- **OBJECTIVE**
Every entry needs to be reproduced exactly.

- **RECORDS FOR THIS TASK**

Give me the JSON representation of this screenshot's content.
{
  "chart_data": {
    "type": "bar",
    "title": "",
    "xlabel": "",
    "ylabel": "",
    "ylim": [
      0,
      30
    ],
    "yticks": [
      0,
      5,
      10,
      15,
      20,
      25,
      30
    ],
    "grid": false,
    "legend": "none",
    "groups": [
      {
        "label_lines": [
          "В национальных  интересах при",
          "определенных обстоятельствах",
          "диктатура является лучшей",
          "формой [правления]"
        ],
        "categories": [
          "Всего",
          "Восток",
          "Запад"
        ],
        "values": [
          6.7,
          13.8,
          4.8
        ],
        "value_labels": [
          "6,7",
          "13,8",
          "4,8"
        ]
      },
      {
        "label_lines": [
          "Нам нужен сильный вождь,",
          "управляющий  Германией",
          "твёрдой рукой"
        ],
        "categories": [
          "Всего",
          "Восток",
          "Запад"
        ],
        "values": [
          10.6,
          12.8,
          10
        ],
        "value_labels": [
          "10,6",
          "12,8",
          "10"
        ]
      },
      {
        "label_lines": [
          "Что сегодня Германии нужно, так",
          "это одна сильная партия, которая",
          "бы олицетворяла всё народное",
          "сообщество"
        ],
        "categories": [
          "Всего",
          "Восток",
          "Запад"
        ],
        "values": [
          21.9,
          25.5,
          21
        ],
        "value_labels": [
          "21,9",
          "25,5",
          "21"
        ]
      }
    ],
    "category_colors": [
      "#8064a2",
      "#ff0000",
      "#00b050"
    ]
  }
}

- **THE REPLY**
Give me the JSON representation of this screenshot's content.
{
  "chart_data": {
    "type": "bar",
    "title": "",
    "xlabel": "",
    "ylabel": "",
    "ylim": [
      0,
      30
    ],
    "yticks": [
      0,
      5,
      10,
      15,
      20,
      25,
      30
    ],
    "grid": false,
    "legend": "none",
    "groups": [
      {
        "label_lines": [
          "В национальных  интересах при",
          "определенных обстоятельствах",
          "диктатура является лучшей",
          "формой [правления]"
        ],
        "categories": [
          "Всего",
          "Восток",
          "Запад"
        ],
        "values": [
          6.7,
          13.8,
          4.8
        ],
        "value_labels": [
          "6,7",
          "13,8",
          "4,8"
        ]
      },
      {
        "label_lines": [
          "Нам нужен сильный вождь,",
          "управляющий  Германией",
          "твёрдой рукой"
        ],
        "categories": [
          "Всего",
          "Восток",
          "Запад"
        ],
        "values": [
          10.6,
          12.8,
          10
        ],
        "value_labels": [
          "10,6",
          "12,8",
          "10"
        ]
      },
      {
        "label_lines": [
          "Что сегодня Германии нужно, так",
          "это одна сильная партия, которая",
          "бы олицетворяла всё народное",
          "сообщество"
        ],
        "categories": [
          "Всего",
          "Восток",
          "Запад"
        ],
        "values": [
          21.9,
          25.5,
          21
        ],
        "value_labels": [
          "21,9",
          "25,5",
          "21"
        ]
      }
    ],
    "category_colors": [
      "#8064a2",
      "#ff0000",
      "#00b050"
    ]
  }
}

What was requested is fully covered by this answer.